## Stated task
Where does the string "JSON" appear in the records? Copy every line that contains it.

### Dataset content

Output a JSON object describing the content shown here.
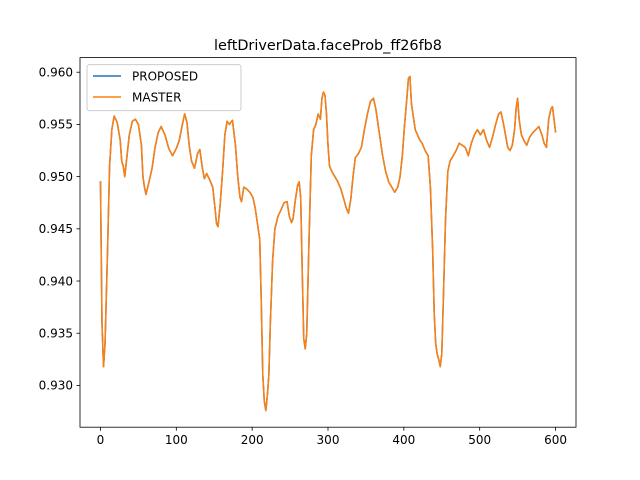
{
  "chart_data": {
    "type": "line",
    "title": "leftDriverData.faceProb_ff26fb8",
    "xlabel": "",
    "ylabel": "",
    "xlim": [
      -27,
      627
    ],
    "ylim": [
      0.926,
      0.9614
    ],
    "xticks": [
      0,
      100,
      200,
      300,
      400,
      500,
      600
    ],
    "xtick_labels": [
      "0",
      "100",
      "200",
      "300",
      "400",
      "500",
      "600"
    ],
    "yticks": [
      0.93,
      0.935,
      0.94,
      0.945,
      0.95,
      0.955,
      0.96
    ],
    "ytick_labels": [
      "0.930",
      "0.935",
      "0.940",
      "0.945",
      "0.950",
      "0.955",
      "0.960"
    ],
    "grid": false,
    "legend_position": "upper-left",
    "series_colors": {
      "PROPOSED": "#1f77b4",
      "MASTER": "#ff7f0e"
    },
    "keypoints": [
      [
        0,
        0.9495
      ],
      [
        2,
        0.936
      ],
      [
        4,
        0.9318
      ],
      [
        6,
        0.934
      ],
      [
        9,
        0.942
      ],
      [
        12,
        0.951
      ],
      [
        15,
        0.9545
      ],
      [
        18,
        0.9558
      ],
      [
        22,
        0.9552
      ],
      [
        26,
        0.9535
      ],
      [
        28,
        0.9515
      ],
      [
        30,
        0.951
      ],
      [
        32,
        0.95
      ],
      [
        35,
        0.952
      ],
      [
        38,
        0.954
      ],
      [
        42,
        0.9553
      ],
      [
        46,
        0.9555
      ],
      [
        50,
        0.955
      ],
      [
        54,
        0.953
      ],
      [
        56,
        0.95
      ],
      [
        58,
        0.949
      ],
      [
        60,
        0.9483
      ],
      [
        64,
        0.9495
      ],
      [
        68,
        0.9508
      ],
      [
        72,
        0.9528
      ],
      [
        76,
        0.9542
      ],
      [
        80,
        0.9548
      ],
      [
        85,
        0.954
      ],
      [
        90,
        0.9527
      ],
      [
        95,
        0.952
      ],
      [
        100,
        0.9527
      ],
      [
        104,
        0.9535
      ],
      [
        108,
        0.955
      ],
      [
        111,
        0.956
      ],
      [
        114,
        0.9552
      ],
      [
        117,
        0.953
      ],
      [
        120,
        0.9515
      ],
      [
        124,
        0.9508
      ],
      [
        128,
        0.9522
      ],
      [
        131,
        0.9526
      ],
      [
        134,
        0.951
      ],
      [
        137,
        0.9498
      ],
      [
        140,
        0.9503
      ],
      [
        144,
        0.9497
      ],
      [
        148,
        0.949
      ],
      [
        151,
        0.947
      ],
      [
        153,
        0.9455
      ],
      [
        155,
        0.9452
      ],
      [
        158,
        0.9475
      ],
      [
        161,
        0.9505
      ],
      [
        164,
        0.954
      ],
      [
        167,
        0.9553
      ],
      [
        170,
        0.955
      ],
      [
        174,
        0.9554
      ],
      [
        178,
        0.953
      ],
      [
        181,
        0.95
      ],
      [
        184,
        0.948
      ],
      [
        186,
        0.9476
      ],
      [
        189,
        0.949
      ],
      [
        193,
        0.9488
      ],
      [
        197,
        0.9485
      ],
      [
        201,
        0.948
      ],
      [
        204,
        0.947
      ],
      [
        207,
        0.9455
      ],
      [
        210,
        0.944
      ],
      [
        212,
        0.938
      ],
      [
        214,
        0.931
      ],
      [
        216,
        0.9285
      ],
      [
        218,
        0.9276
      ],
      [
        220,
        0.929
      ],
      [
        222,
        0.931
      ],
      [
        224,
        0.936
      ],
      [
        227,
        0.942
      ],
      [
        230,
        0.945
      ],
      [
        234,
        0.9462
      ],
      [
        238,
        0.9468
      ],
      [
        242,
        0.9475
      ],
      [
        246,
        0.9476
      ],
      [
        249,
        0.9462
      ],
      [
        252,
        0.9456
      ],
      [
        254,
        0.946
      ],
      [
        257,
        0.9478
      ],
      [
        260,
        0.9492
      ],
      [
        262,
        0.9495
      ],
      [
        264,
        0.948
      ],
      [
        266,
        0.941
      ],
      [
        268,
        0.9345
      ],
      [
        270,
        0.9335
      ],
      [
        272,
        0.935
      ],
      [
        275,
        0.944
      ],
      [
        278,
        0.952
      ],
      [
        281,
        0.9545
      ],
      [
        284,
        0.955
      ],
      [
        287,
        0.956
      ],
      [
        290,
        0.9555
      ],
      [
        292,
        0.9575
      ],
      [
        294,
        0.9581
      ],
      [
        296,
        0.9578
      ],
      [
        298,
        0.956
      ],
      [
        300,
        0.953
      ],
      [
        302,
        0.951
      ],
      [
        305,
        0.9505
      ],
      [
        309,
        0.95
      ],
      [
        313,
        0.9495
      ],
      [
        317,
        0.9488
      ],
      [
        321,
        0.9478
      ],
      [
        324,
        0.947
      ],
      [
        327,
        0.9465
      ],
      [
        330,
        0.9478
      ],
      [
        333,
        0.95
      ],
      [
        336,
        0.9518
      ],
      [
        340,
        0.9522
      ],
      [
        344,
        0.9528
      ],
      [
        348,
        0.9545
      ],
      [
        352,
        0.956
      ],
      [
        356,
        0.9572
      ],
      [
        360,
        0.9575
      ],
      [
        363,
        0.9565
      ],
      [
        366,
        0.955
      ],
      [
        369,
        0.9535
      ],
      [
        372,
        0.952
      ],
      [
        376,
        0.9505
      ],
      [
        380,
        0.9495
      ],
      [
        384,
        0.949
      ],
      [
        388,
        0.9485
      ],
      [
        392,
        0.949
      ],
      [
        395,
        0.95
      ],
      [
        398,
        0.952
      ],
      [
        401,
        0.955
      ],
      [
        404,
        0.9575
      ],
      [
        406,
        0.9594
      ],
      [
        408,
        0.9596
      ],
      [
        410,
        0.957
      ],
      [
        412,
        0.956
      ],
      [
        415,
        0.9545
      ],
      [
        418,
        0.954
      ],
      [
        421,
        0.9535
      ],
      [
        424,
        0.9532
      ],
      [
        428,
        0.9525
      ],
      [
        432,
        0.952
      ],
      [
        435,
        0.949
      ],
      [
        438,
        0.943
      ],
      [
        440,
        0.937
      ],
      [
        442,
        0.934
      ],
      [
        444,
        0.933
      ],
      [
        446,
        0.9325
      ],
      [
        448,
        0.9318
      ],
      [
        450,
        0.933
      ],
      [
        452,
        0.938
      ],
      [
        455,
        0.946
      ],
      [
        458,
        0.9505
      ],
      [
        461,
        0.9515
      ],
      [
        465,
        0.952
      ],
      [
        469,
        0.9525
      ],
      [
        473,
        0.9532
      ],
      [
        477,
        0.953
      ],
      [
        481,
        0.9528
      ],
      [
        485,
        0.952
      ],
      [
        489,
        0.9532
      ],
      [
        493,
        0.954
      ],
      [
        497,
        0.9545
      ],
      [
        501,
        0.954
      ],
      [
        505,
        0.9545
      ],
      [
        509,
        0.9535
      ],
      [
        513,
        0.9528
      ],
      [
        517,
        0.9538
      ],
      [
        521,
        0.955
      ],
      [
        525,
        0.956
      ],
      [
        528,
        0.9562
      ],
      [
        531,
        0.9552
      ],
      [
        534,
        0.954
      ],
      [
        537,
        0.9528
      ],
      [
        540,
        0.9525
      ],
      [
        543,
        0.953
      ],
      [
        546,
        0.9545
      ],
      [
        548,
        0.9565
      ],
      [
        550,
        0.9575
      ],
      [
        552,
        0.9555
      ],
      [
        555,
        0.954
      ],
      [
        558,
        0.9535
      ],
      [
        562,
        0.953
      ],
      [
        566,
        0.9538
      ],
      [
        570,
        0.9542
      ],
      [
        574,
        0.9545
      ],
      [
        578,
        0.9548
      ],
      [
        582,
        0.954
      ],
      [
        585,
        0.9532
      ],
      [
        588,
        0.9528
      ],
      [
        591,
        0.9555
      ],
      [
        594,
        0.9565
      ],
      [
        596,
        0.9567
      ],
      [
        598,
        0.9555
      ],
      [
        600,
        0.9543
      ]
    ],
    "series": [
      {
        "name": "PROPOSED",
        "color": "#1f77b4"
      },
      {
        "name": "MASTER",
        "color": "#ff7f0e"
      }
    ]
  }
}
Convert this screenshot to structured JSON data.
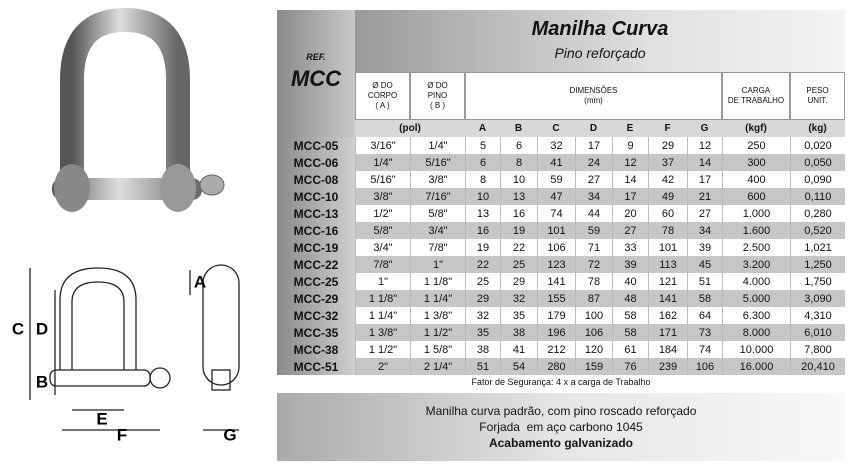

######

## Answer to the task
Output a JSON object describing the content shown here.
Convert this screenshot to structured JSON data.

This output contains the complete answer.